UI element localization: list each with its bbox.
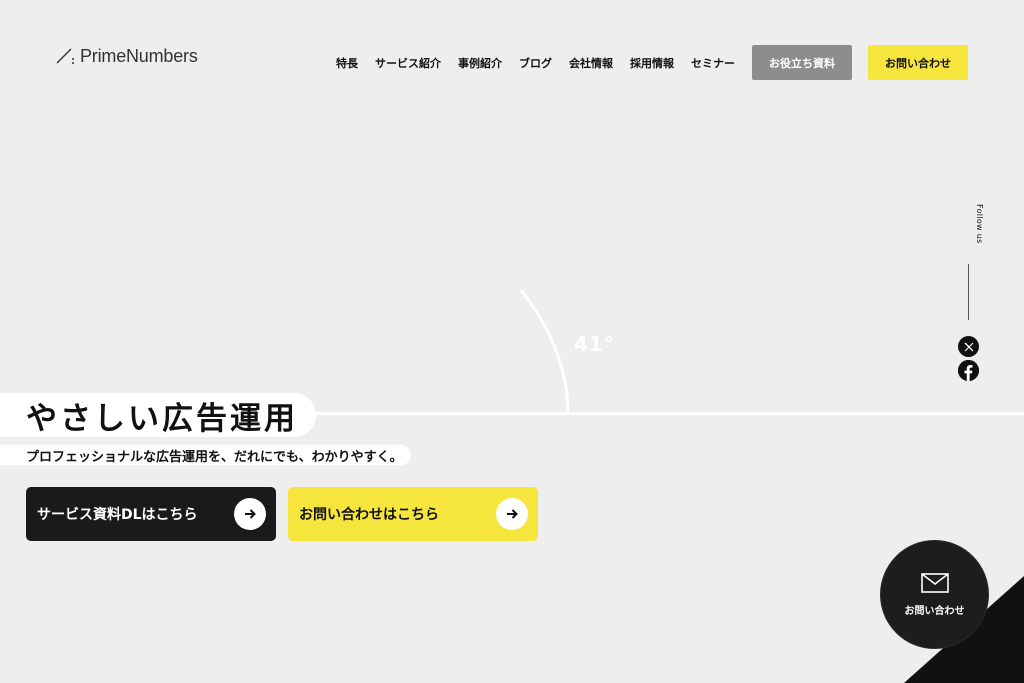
envelope-icon: [920, 572, 949, 593]
arrow-right-icon: [496, 498, 528, 530]
facebook-icon[interactable]: [958, 360, 979, 381]
headline-box: やさしい広告運用: [0, 393, 316, 437]
hero-subline: プロフェッショナルな広告運用を、だれにでも、わかりやすく。: [26, 449, 403, 465]
hero-contact-button[interactable]: お問い合わせはこちら: [288, 487, 538, 541]
x-icon[interactable]: [958, 336, 979, 357]
arrow-right-icon: [234, 498, 266, 530]
download-materials-button[interactable]: サービス資料DLはこちら: [26, 487, 276, 541]
floating-contact-label: お問い合わせ: [904, 605, 965, 617]
hero-headline: やさしい広告運用: [26, 400, 298, 437]
download-materials-label: サービス資料DLはこちら: [37, 507, 198, 523]
hero-contact-label: お問い合わせはこちら: [299, 507, 439, 523]
page: PrimeNumbers 特長 サービス紹介 事例紹介 ブログ 会社情報 採用情…: [0, 0, 1024, 683]
follow-us-label: Follow us: [975, 204, 984, 244]
angle-label: 41°: [574, 332, 615, 356]
follow-divider: [968, 264, 969, 320]
subline-box: プロフェッショナルな広告運用を、だれにでも、わかりやすく。: [0, 445, 411, 465]
angle-arc-graphic: [519, 289, 570, 415]
floating-contact-button[interactable]: お問い合わせ: [881, 541, 988, 648]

---------------

Copy the lines above word for word, leaving out the picture.

• [Answer]:
UI element localization: list each with its bbox.
envelope-icon: [920, 572, 949, 593]
arrow-right-icon: [496, 498, 528, 530]
facebook-icon[interactable]: [958, 360, 979, 381]
headline-box: やさしい広告運用: [0, 393, 316, 437]
hero-subline: プロフェッショナルな広告運用を、だれにでも、わかりやすく。: [26, 449, 403, 465]
hero-contact-button[interactable]: お問い合わせはこちら: [288, 487, 538, 541]
x-icon[interactable]: [958, 336, 979, 357]
arrow-right-icon: [234, 498, 266, 530]
download-materials-button[interactable]: サービス資料DLはこちら: [26, 487, 276, 541]
floating-contact-label: お問い合わせ: [904, 605, 965, 617]
hero-headline: やさしい広告運用: [26, 400, 298, 437]
download-materials-label: サービス資料DLはこちら: [37, 507, 198, 523]
hero-contact-label: お問い合わせはこちら: [299, 507, 439, 523]
page: PrimeNumbers 特長 サービス紹介 事例紹介 ブログ 会社情報 採用情…: [0, 0, 1024, 683]
follow-us-label: Follow us: [975, 204, 984, 244]
angle-label: 41°: [574, 332, 615, 356]
follow-divider: [968, 264, 969, 320]
subline-box: プロフェッショナルな広告運用を、だれにでも、わかりやすく。: [0, 445, 411, 465]
angle-arc-graphic: [519, 289, 570, 415]
floating-contact-button[interactable]: お問い合わせ: [881, 541, 988, 648]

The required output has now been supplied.